An exact reproduction of the records is required, with all images left out.

(Dataset items)
○ ○ ○ ○ ○ ○ ○

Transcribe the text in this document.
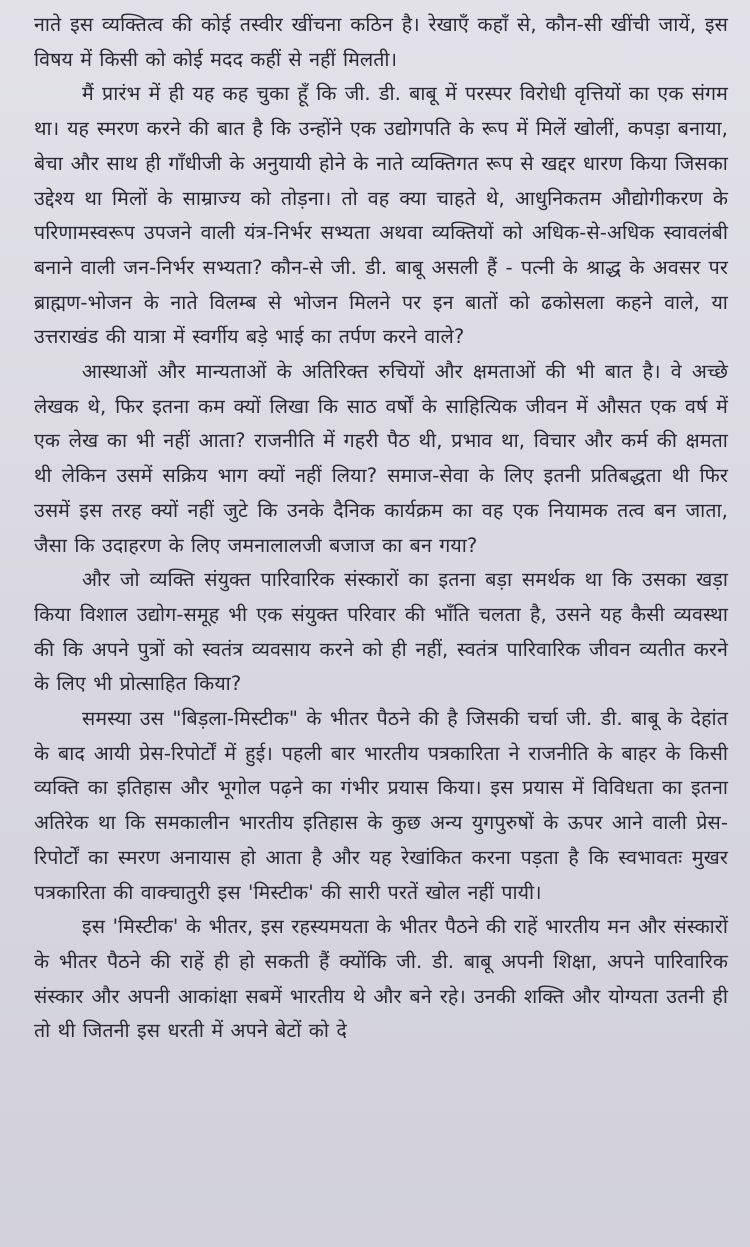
नाते इस व्यक्तित्व की कोई तस्वीर खींचना कठिन है। रेखाएँ कहाँ से, कौन-सी खींची जायें, इस विषय में किसी को कोई मदद कहीं से नहीं मिलती।

मैं प्रारंभ में ही यह कह चुका हूँ कि जी. डी. बाबू में परस्पर विरोधी वृत्तियों का एक संगम था। यह स्मरण करने की बात है कि उन्होंने एक उद्योगपति के रूप में मिलें खोलीं, कपड़ा बनाया, बेचा और साथ ही गाँधीजी के अनुयायी होने के नाते व्यक्तिगत रूप से खद्दर धारण किया जिसका उद्देश्य था मिलों के साम्राज्य को तोड़ना। तो वह क्या चाहते थे, आधुनिकतम औद्योगीकरण के परिणामस्वरूप उपजने वाली यंत्र-निर्भर सभ्यता अथवा व्यक्तियों को अधिक-से-अधिक स्वावलंबी बनाने वाली जन-निर्भर सभ्यता? कौन-से जी. डी. बाबू असली हैं - पत्नी के श्राद्ध के अवसर पर ब्राह्मण-भोजन के नाते विलम्ब से भोजन मिलने पर इन बातों को ढकोसला कहने वाले, या उत्तराखंड की यात्रा में स्वर्गीय बड़े भाई का तर्पण करने वाले?

आस्थाओं और मान्यताओं के अतिरिक्त रुचियों और क्षमताओं की भी बात है। वे अच्छे लेखक थे, फिर इतना कम क्यों लिखा कि साठ वर्षों के साहित्यिक जीवन में औसत एक वर्ष में एक लेख का भी नहीं आता? राजनीति में गहरी पैठ थी, प्रभाव था, विचार और कर्म की क्षमता थी लेकिन उसमें सक्रिय भाग क्यों नहीं लिया? समाज-सेवा के लिए इतनी प्रतिबद्धता थी फिर उसमें इस तरह क्यों नहीं जुटे कि उनके दैनिक कार्यक्रम का वह एक नियामक तत्व बन जाता, जैसा कि उदाहरण के लिए जमनालालजी बजाज का बन गया?

और जो व्यक्ति संयुक्त पारिवारिक संस्कारों का इतना बड़ा समर्थक था कि उसका खड़ा किया विशाल उद्योग-समूह भी एक संयुक्त परिवार की भाँति चलता है, उसने यह कैसी व्यवस्था की कि अपने पुत्रों को स्वतंत्र व्यवसाय करने को ही नहीं, स्वतंत्र पारिवारिक जीवन व्यतीत करने के लिए भी प्रोत्साहित किया?

समस्या उस "बिड़ला-मिस्टीक" के भीतर पैठने की है जिसकी चर्चा जी. डी. बाबू के देहांत के बाद आयी प्रेस-रिपोर्टों में हुई। पहली बार भारतीय पत्रकारिता ने राजनीति के बाहर के किसी व्यक्ति का इतिहास और भूगोल पढ़ने का गंभीर प्रयास किया। इस प्रयास में विविधता का इतना अतिरेक था कि समकालीन भारतीय इतिहास के कुछ अन्य युगपुरुषों के ऊपर आने वाली प्रेस-रिपोर्टों का स्मरण अनायास हो आता है और यह रेखांकित करना पड़ता है कि स्वभावतः मुखर पत्रकारिता की वाक्चातुरी इस 'मिस्टीक' की सारी परतें खोल नहीं पायी।

इस 'मिस्टीक' के भीतर, इस रहस्यमयता के भीतर पैठने की राहें भारतीय मन और संस्कारों के भीतर पैठने की राहें ही हो सकती हैं क्योंकि जी. डी. बाबू अपनी शिक्षा, अपने पारिवारिक संस्कार और अपनी आकांक्षा सबमें भारतीय थे और बने रहे। उनकी शक्ति और योग्यता उतनी ही तो थी जितनी इस धरती में अपने बेटों को दे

○ ○ ○ ○ ○ ○ ○

* _Complete answer_
Transcribe the text in this document.
नाते इस व्यक्तित्व की कोई तस्वीर खींचना कठिन है। रेखाएँ कहाँ से, कौन-सी खींची जायें, इस विषय में किसी को कोई मदद कहीं से नहीं मिलती।

मैं प्रारंभ में ही यह कह चुका हूँ कि जी. डी. बाबू में परस्पर विरोधी वृत्तियों का एक संगम था। यह स्मरण करने की बात है कि उन्होंने एक उद्योगपति के रूप में मिलें खोलीं, कपड़ा बनाया, बेचा और साथ ही गाँधीजी के अनुयायी होने के नाते व्यक्तिगत रूप से खद्दर धारण किया जिसका उद्देश्य था मिलों के साम्राज्य को तोड़ना। तो वह क्या चाहते थे, आधुनिकतम औद्योगीकरण के परिणामस्वरूप उपजने वाली यंत्र-निर्भर सभ्यता अथवा व्यक्तियों को अधिक-से-अधिक स्वावलंबी बनाने वाली जन-निर्भर सभ्यता? कौन-से जी. डी. बाबू असली हैं - पत्नी के श्राद्ध के अवसर पर ब्राह्मण-भोजन के नाते विलम्ब से भोजन मिलने पर इन बातों को ढकोसला कहने वाले, या उत्तराखंड की यात्रा में स्वर्गीय बड़े भाई का तर्पण करने वाले?

आस्थाओं और मान्यताओं के अतिरिक्त रुचियों और क्षमताओं की भी बात है। वे अच्छे लेखक थे, फिर इतना कम क्यों लिखा कि साठ वर्षों के साहित्यिक जीवन में औसत एक वर्ष में एक लेख का भी नहीं आता? राजनीति में गहरी पैठ थी, प्रभाव था, विचार और कर्म की क्षमता थी लेकिन उसमें सक्रिय भाग क्यों नहीं लिया? समाज-सेवा के लिए इतनी प्रतिबद्धता थी फिर उसमें इस तरह क्यों नहीं जुटे कि उनके दैनिक कार्यक्रम का वह एक नियामक तत्व बन जाता, जैसा कि उदाहरण के लिए जमनालालजी बजाज का बन गया?

और जो व्यक्ति संयुक्त पारिवारिक संस्कारों का इतना बड़ा समर्थक था कि उसका खड़ा किया विशाल उद्योग-समूह भी एक संयुक्त परिवार की भाँति चलता है, उसने यह कैसी व्यवस्था की कि अपने पुत्रों को स्वतंत्र व्यवसाय करने को ही नहीं, स्वतंत्र पारिवारिक जीवन व्यतीत करने के लिए भी प्रोत्साहित किया?

समस्या उस "बिड़ला-मिस्टीक" के भीतर पैठने की है जिसकी चर्चा जी. डी. बाबू के देहांत के बाद आयी प्रेस-रिपोर्टों में हुई। पहली बार भारतीय पत्रकारिता ने राजनीति के बाहर के किसी व्यक्ति का इतिहास और भूगोल पढ़ने का गंभीर प्रयास किया। इस प्रयास में विविधता का इतना अतिरेक था कि समकालीन भारतीय इतिहास के कुछ अन्य युगपुरुषों के ऊपर आने वाली प्रेस-रिपोर्टों का स्मरण अनायास हो आता है और यह रेखांकित करना पड़ता है कि स्वभावतः मुखर पत्रकारिता की वाक्चातुरी इस 'मिस्टीक' की सारी परतें खोल नहीं पायी।

इस 'मिस्टीक' के भीतर, इस रहस्यमयता के भीतर पैठने की राहें भारतीय मन और संस्कारों के भीतर पैठने की राहें ही हो सकती हैं क्योंकि जी. डी. बाबू अपनी शिक्षा, अपने पारिवारिक संस्कार और अपनी आकांक्षा सबमें भारतीय थे और बने रहे। उनकी शक्ति और योग्यता उतनी ही तो थी जितनी इस धरती में अपने बेटों को दे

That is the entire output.